## THE PROBLEM
Take the material below and write it all out again exactly.

— START DATASET EXCERPTS —

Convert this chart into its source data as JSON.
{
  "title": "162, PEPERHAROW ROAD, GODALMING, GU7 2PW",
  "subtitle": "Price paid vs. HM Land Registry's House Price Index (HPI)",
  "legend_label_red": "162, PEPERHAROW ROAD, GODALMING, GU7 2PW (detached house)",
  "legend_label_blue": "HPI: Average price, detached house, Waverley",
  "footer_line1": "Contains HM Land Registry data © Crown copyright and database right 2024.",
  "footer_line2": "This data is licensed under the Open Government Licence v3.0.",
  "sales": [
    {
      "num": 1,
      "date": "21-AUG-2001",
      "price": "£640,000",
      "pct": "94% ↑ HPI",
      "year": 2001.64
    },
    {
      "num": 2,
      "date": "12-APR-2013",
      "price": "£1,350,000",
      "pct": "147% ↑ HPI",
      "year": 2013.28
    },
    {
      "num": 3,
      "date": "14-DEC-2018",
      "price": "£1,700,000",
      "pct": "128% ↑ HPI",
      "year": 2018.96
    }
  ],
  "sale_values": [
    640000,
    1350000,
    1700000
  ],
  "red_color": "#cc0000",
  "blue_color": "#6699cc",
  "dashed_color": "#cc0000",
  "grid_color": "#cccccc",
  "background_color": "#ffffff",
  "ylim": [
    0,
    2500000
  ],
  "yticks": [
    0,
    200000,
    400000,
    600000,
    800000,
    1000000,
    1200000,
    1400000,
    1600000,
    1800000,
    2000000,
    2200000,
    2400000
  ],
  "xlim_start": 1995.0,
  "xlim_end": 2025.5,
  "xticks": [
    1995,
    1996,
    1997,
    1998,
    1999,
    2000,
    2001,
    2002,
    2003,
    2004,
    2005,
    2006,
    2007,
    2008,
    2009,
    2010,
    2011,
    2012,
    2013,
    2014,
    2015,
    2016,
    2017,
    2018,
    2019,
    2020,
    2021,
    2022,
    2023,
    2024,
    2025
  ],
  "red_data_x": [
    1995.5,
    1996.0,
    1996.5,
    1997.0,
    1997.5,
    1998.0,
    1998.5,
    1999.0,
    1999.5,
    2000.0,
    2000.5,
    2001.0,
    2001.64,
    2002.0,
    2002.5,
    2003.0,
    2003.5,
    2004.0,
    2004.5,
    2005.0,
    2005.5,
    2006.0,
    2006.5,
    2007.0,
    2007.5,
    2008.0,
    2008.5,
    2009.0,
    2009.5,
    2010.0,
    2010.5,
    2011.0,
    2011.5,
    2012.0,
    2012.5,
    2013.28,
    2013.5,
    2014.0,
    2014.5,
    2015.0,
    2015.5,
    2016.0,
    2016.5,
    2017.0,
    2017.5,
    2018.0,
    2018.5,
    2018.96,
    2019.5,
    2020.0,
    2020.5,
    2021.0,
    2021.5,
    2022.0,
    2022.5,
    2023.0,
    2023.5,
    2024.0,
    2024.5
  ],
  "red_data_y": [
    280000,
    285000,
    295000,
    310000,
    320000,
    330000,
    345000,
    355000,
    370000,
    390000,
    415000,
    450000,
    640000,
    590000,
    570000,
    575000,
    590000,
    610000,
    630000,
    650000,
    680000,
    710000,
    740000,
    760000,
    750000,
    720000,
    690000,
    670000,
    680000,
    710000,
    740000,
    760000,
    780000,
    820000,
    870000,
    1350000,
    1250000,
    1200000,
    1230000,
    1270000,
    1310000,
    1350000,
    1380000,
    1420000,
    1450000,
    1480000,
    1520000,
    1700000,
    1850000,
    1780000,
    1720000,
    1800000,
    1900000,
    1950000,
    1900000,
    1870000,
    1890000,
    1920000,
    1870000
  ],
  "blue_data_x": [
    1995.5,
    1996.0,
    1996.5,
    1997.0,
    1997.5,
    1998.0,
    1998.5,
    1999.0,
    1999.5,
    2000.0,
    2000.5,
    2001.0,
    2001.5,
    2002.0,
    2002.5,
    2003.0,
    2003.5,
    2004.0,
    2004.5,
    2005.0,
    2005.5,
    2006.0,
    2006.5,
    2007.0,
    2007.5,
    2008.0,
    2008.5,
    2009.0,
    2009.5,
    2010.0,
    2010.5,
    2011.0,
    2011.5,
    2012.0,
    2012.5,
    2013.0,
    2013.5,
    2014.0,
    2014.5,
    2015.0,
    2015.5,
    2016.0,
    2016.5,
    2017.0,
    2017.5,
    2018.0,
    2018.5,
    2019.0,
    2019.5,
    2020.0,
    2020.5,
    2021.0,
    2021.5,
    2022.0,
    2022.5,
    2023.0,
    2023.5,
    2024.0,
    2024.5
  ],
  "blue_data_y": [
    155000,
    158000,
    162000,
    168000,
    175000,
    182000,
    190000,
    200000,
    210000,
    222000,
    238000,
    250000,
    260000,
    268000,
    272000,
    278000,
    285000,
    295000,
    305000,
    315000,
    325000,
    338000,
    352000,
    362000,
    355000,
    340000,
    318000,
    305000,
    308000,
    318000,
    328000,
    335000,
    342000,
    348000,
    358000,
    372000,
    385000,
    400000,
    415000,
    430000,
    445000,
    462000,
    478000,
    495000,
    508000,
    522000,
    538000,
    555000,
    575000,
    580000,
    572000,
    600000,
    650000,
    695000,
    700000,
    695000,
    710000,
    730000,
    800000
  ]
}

— END DATASET EXCERPTS —

## FULL OUTPUT
Convert this chart into its source data as JSON.
{
  "title": "162, PEPERHAROW ROAD, GODALMING, GU7 2PW",
  "subtitle": "Price paid vs. HM Land Registry's House Price Index (HPI)",
  "legend_label_red": "162, PEPERHAROW ROAD, GODALMING, GU7 2PW (detached house)",
  "legend_label_blue": "HPI: Average price, detached house, Waverley",
  "footer_line1": "Contains HM Land Registry data © Crown copyright and database right 2024.",
  "footer_line2": "This data is licensed under the Open Government Licence v3.0.",
  "sales": [
    {
      "num": 1,
      "date": "21-AUG-2001",
      "price": "£640,000",
      "pct": "94% ↑ HPI",
      "year": 2001.64
    },
    {
      "num": 2,
      "date": "12-APR-2013",
      "price": "£1,350,000",
      "pct": "147% ↑ HPI",
      "year": 2013.28
    },
    {
      "num": 3,
      "date": "14-DEC-2018",
      "price": "£1,700,000",
      "pct": "128% ↑ HPI",
      "year": 2018.96
    }
  ],
  "sale_values": [
    640000,
    1350000,
    1700000
  ],
  "red_color": "#cc0000",
  "blue_color": "#6699cc",
  "dashed_color": "#cc0000",
  "grid_color": "#cccccc",
  "background_color": "#ffffff",
  "ylim": [
    0,
    2500000
  ],
  "yticks": [
    0,
    200000,
    400000,
    600000,
    800000,
    1000000,
    1200000,
    1400000,
    1600000,
    1800000,
    2000000,
    2200000,
    2400000
  ],
  "xlim_start": 1995.0,
  "xlim_end": 2025.5,
  "xticks": [
    1995,
    1996,
    1997,
    1998,
    1999,
    2000,
    2001,
    2002,
    2003,
    2004,
    2005,
    2006,
    2007,
    2008,
    2009,
    2010,
    2011,
    2012,
    2013,
    2014,
    2015,
    2016,
    2017,
    2018,
    2019,
    2020,
    2021,
    2022,
    2023,
    2024,
    2025
  ],
  "red_data_x": [
    1995.5,
    1996.0,
    1996.5,
    1997.0,
    1997.5,
    1998.0,
    1998.5,
    1999.0,
    1999.5,
    2000.0,
    2000.5,
    2001.0,
    2001.64,
    2002.0,
    2002.5,
    2003.0,
    2003.5,
    2004.0,
    2004.5,
    2005.0,
    2005.5,
    2006.0,
    2006.5,
    2007.0,
    2007.5,
    2008.0,
    2008.5,
    2009.0,
    2009.5,
    2010.0,
    2010.5,
    2011.0,
    2011.5,
    2012.0,
    2012.5,
    2013.28,
    2013.5,
    2014.0,
    2014.5,
    2015.0,
    2015.5,
    2016.0,
    2016.5,
    2017.0,
    2017.5,
    2018.0,
    2018.5,
    2018.96,
    2019.5,
    2020.0,
    2020.5,
    2021.0,
    2021.5,
    2022.0,
    2022.5,
    2023.0,
    2023.5,
    2024.0,
    2024.5
  ],
  "red_data_y": [
    280000,
    285000,
    295000,
    310000,
    320000,
    330000,
    345000,
    355000,
    370000,
    390000,
    415000,
    450000,
    640000,
    590000,
    570000,
    575000,
    590000,
    610000,
    630000,
    650000,
    680000,
    710000,
    740000,
    760000,
    750000,
    720000,
    690000,
    670000,
    680000,
    710000,
    740000,
    760000,
    780000,
    820000,
    870000,
    1350000,
    1250000,
    1200000,
    1230000,
    1270000,
    1310000,
    1350000,
    1380000,
    1420000,
    1450000,
    1480000,
    1520000,
    1700000,
    1850000,
    1780000,
    1720000,
    1800000,
    1900000,
    1950000,
    1900000,
    1870000,
    1890000,
    1920000,
    1870000
  ],
  "blue_data_x": [
    1995.5,
    1996.0,
    1996.5,
    1997.0,
    1997.5,
    1998.0,
    1998.5,
    1999.0,
    1999.5,
    2000.0,
    2000.5,
    2001.0,
    2001.5,
    2002.0,
    2002.5,
    2003.0,
    2003.5,
    2004.0,
    2004.5,
    2005.0,
    2005.5,
    2006.0,
    2006.5,
    2007.0,
    2007.5,
    2008.0,
    2008.5,
    2009.0,
    2009.5,
    2010.0,
    2010.5,
    2011.0,
    2011.5,
    2012.0,
    2012.5,
    2013.0,
    2013.5,
    2014.0,
    2014.5,
    2015.0,
    2015.5,
    2016.0,
    2016.5,
    2017.0,
    2017.5,
    2018.0,
    2018.5,
    2019.0,
    2019.5,
    2020.0,
    2020.5,
    2021.0,
    2021.5,
    2022.0,
    2022.5,
    2023.0,
    2023.5,
    2024.0,
    2024.5
  ],
  "blue_data_y": [
    155000,
    158000,
    162000,
    168000,
    175000,
    182000,
    190000,
    200000,
    210000,
    222000,
    238000,
    250000,
    260000,
    268000,
    272000,
    278000,
    285000,
    295000,
    305000,
    315000,
    325000,
    338000,
    352000,
    362000,
    355000,
    340000,
    318000,
    305000,
    308000,
    318000,
    328000,
    335000,
    342000,
    348000,
    358000,
    372000,
    385000,
    400000,
    415000,
    430000,
    445000,
    462000,
    478000,
    495000,
    508000,
    522000,
    538000,
    555000,
    575000,
    580000,
    572000,
    600000,
    650000,
    695000,
    700000,
    695000,
    710000,
    730000,
    800000
  ]
}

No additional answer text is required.